Which lines hold the word "DOMINANT"? Copy each one.
===== Data
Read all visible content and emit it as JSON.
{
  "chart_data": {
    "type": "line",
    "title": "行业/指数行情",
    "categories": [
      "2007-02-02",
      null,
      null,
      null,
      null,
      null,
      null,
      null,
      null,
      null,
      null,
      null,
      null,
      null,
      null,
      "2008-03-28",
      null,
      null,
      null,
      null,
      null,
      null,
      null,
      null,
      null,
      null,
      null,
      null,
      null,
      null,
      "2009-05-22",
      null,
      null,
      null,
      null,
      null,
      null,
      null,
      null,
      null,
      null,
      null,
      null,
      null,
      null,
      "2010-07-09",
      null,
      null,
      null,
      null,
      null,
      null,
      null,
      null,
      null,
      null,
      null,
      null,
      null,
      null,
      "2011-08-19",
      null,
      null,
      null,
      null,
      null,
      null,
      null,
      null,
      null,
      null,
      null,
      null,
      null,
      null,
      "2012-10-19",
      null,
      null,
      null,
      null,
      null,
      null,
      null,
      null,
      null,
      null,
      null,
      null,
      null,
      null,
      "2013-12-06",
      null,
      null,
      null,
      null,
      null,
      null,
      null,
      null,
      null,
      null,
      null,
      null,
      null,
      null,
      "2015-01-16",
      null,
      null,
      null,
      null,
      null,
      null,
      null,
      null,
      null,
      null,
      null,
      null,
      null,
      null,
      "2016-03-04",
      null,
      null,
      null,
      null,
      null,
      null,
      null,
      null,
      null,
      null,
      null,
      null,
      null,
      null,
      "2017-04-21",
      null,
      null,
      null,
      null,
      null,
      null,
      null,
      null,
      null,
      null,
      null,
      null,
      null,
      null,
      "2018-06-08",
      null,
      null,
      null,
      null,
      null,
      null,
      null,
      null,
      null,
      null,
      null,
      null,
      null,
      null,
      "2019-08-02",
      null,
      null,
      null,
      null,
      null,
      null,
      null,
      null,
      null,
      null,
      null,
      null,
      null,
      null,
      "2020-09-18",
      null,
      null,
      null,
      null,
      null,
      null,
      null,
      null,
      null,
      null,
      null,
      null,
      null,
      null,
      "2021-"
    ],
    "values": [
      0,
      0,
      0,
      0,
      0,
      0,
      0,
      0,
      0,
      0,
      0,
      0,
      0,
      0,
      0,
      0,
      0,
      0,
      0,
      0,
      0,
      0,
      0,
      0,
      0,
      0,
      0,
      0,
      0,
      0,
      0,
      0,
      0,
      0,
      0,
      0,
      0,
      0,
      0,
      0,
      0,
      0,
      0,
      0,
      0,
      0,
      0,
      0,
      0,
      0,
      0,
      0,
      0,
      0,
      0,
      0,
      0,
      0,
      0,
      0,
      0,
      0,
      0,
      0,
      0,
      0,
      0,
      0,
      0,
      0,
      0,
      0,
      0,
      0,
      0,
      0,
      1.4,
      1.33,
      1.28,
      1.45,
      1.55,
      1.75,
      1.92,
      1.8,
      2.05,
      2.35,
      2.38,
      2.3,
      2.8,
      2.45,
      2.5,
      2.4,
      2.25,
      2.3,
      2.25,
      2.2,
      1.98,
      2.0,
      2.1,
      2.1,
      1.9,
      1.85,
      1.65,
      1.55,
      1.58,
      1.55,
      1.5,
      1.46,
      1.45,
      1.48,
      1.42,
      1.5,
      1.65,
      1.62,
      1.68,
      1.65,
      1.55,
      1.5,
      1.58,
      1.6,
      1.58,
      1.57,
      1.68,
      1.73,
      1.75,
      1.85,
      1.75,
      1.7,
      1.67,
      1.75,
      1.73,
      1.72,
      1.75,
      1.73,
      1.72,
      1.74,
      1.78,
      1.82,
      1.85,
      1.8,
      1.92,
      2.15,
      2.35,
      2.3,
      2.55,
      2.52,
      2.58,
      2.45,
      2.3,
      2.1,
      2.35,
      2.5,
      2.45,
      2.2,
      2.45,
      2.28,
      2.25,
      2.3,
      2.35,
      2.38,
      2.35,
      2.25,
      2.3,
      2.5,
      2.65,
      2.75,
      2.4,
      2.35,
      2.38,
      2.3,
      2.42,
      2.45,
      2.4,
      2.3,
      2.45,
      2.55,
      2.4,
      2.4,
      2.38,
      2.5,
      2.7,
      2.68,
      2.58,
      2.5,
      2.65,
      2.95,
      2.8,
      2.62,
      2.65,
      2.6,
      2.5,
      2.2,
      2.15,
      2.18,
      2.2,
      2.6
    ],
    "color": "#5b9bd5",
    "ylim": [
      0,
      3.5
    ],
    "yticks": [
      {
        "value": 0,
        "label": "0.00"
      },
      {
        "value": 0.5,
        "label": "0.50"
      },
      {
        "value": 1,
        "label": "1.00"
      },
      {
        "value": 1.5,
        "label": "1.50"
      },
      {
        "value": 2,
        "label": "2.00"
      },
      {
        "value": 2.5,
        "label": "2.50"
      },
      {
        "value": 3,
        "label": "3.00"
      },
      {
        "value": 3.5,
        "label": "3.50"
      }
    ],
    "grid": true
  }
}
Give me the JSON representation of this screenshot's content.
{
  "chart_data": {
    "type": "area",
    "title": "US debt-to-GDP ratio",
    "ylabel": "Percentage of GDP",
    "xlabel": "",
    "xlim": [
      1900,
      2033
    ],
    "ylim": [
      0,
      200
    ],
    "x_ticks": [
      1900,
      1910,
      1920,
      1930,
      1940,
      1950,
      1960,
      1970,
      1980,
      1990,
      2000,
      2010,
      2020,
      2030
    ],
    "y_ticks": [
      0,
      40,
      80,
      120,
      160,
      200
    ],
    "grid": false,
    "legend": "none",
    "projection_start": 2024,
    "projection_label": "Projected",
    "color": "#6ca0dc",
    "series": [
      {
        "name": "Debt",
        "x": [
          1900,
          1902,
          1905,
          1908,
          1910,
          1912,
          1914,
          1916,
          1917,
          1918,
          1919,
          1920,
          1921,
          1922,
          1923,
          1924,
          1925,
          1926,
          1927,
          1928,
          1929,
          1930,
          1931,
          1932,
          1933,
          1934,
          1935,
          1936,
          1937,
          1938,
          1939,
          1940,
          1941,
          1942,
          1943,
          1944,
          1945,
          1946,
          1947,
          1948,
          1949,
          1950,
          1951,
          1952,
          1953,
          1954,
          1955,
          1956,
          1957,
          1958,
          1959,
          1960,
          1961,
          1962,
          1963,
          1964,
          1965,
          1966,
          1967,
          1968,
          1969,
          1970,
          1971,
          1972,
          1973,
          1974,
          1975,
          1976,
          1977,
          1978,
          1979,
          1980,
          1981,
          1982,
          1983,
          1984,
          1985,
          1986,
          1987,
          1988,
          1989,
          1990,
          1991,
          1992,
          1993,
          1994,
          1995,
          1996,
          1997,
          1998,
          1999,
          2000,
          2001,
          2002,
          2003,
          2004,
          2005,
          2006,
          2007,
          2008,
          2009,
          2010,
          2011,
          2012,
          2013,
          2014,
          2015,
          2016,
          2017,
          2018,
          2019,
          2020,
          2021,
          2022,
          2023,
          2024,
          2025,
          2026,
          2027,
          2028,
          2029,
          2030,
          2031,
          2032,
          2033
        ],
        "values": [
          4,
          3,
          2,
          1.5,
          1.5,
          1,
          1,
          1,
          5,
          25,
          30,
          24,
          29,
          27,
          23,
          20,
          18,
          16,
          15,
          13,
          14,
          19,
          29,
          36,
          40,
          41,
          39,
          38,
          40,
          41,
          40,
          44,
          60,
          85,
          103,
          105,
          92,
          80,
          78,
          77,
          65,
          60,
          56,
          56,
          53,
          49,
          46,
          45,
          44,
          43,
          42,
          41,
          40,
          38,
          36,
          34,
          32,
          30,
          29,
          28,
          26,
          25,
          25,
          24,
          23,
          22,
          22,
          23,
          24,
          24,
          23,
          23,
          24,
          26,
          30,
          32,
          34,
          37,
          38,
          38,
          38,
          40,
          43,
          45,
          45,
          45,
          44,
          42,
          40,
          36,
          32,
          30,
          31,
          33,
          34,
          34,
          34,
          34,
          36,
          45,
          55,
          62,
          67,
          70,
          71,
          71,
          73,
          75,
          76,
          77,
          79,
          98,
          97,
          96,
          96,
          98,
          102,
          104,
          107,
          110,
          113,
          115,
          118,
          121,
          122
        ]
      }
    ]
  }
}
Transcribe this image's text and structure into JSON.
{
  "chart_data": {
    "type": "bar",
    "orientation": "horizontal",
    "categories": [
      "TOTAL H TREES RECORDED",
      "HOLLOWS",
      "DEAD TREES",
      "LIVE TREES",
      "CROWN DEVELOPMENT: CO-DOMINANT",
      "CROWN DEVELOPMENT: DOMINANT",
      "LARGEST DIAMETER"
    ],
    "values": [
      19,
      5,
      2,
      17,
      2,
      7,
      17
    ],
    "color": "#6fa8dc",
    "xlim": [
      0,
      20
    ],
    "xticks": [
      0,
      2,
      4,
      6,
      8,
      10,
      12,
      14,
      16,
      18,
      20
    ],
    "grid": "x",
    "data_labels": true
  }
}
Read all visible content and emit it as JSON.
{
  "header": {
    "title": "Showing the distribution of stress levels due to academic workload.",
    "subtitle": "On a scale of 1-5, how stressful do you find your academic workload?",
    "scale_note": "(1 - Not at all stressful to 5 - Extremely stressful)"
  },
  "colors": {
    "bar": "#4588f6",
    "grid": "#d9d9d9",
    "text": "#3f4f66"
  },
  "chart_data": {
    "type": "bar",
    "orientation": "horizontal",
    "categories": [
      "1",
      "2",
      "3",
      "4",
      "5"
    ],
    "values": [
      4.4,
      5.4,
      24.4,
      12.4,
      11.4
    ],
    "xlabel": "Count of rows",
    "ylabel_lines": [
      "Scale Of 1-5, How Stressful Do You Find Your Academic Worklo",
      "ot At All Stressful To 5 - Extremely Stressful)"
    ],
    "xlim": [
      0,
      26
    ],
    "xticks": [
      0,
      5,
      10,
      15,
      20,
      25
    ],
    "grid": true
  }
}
==========
### Response below
      "CROWN DEVELOPMENT: CO-DOMINANT",
      "CROWN DEVELOPMENT: DOMINANT",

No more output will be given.